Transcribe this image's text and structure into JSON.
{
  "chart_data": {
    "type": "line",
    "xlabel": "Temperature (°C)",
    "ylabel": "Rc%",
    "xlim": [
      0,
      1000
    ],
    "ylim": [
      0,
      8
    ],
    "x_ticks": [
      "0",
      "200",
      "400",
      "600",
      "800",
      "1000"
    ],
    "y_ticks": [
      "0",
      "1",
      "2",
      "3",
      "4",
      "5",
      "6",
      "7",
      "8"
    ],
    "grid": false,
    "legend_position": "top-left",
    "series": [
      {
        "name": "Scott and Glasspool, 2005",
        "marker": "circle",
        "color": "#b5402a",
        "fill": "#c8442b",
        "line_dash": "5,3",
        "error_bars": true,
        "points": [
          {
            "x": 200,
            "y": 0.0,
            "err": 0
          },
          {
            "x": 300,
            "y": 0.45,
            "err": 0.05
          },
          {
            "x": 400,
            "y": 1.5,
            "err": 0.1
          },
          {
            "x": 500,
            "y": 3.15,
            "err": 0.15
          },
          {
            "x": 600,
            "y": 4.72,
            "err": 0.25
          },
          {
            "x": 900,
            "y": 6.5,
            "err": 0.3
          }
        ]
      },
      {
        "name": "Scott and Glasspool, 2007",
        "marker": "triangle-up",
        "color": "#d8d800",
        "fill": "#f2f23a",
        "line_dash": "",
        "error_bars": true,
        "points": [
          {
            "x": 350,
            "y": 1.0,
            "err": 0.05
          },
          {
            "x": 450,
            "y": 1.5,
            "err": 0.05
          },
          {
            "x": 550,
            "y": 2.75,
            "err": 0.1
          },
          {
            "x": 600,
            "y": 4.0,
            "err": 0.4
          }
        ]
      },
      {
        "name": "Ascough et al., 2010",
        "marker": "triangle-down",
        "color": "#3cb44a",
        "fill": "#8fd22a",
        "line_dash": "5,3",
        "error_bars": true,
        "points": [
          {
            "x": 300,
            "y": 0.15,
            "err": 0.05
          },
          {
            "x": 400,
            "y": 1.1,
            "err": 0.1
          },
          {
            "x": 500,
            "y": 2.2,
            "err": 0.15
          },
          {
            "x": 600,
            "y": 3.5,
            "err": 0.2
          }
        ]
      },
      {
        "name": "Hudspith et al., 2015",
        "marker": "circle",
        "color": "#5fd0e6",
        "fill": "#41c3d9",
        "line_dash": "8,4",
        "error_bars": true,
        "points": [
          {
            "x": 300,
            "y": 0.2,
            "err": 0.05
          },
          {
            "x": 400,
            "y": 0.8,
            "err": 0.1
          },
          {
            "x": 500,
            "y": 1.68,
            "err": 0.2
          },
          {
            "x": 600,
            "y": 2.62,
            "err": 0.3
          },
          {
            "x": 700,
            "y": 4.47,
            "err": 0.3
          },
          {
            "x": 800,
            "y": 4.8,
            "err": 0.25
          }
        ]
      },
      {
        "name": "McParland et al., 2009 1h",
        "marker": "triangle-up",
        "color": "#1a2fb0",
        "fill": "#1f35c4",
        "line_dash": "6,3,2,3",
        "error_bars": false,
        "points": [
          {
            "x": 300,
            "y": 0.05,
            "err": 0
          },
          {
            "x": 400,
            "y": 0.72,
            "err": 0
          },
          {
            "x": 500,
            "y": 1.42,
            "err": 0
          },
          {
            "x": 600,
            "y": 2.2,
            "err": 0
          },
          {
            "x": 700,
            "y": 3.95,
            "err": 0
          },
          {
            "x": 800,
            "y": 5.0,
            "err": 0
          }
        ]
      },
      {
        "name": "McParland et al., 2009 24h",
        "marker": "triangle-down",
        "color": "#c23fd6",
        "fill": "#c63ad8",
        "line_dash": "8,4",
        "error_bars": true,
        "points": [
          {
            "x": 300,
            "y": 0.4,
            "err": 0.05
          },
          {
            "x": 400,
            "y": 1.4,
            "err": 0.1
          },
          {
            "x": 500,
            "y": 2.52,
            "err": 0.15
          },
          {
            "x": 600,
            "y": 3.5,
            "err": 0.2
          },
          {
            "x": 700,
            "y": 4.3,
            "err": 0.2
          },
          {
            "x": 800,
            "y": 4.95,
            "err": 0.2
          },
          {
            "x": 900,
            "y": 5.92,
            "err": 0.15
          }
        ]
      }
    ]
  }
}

+ + + + +

## To be done
From the entries above, collect every line with the string "Glasspool" in it.

## Solution below
        "name": "Scott and Glasspool, 2005",
        "name": "Scott and Glasspool, 2007",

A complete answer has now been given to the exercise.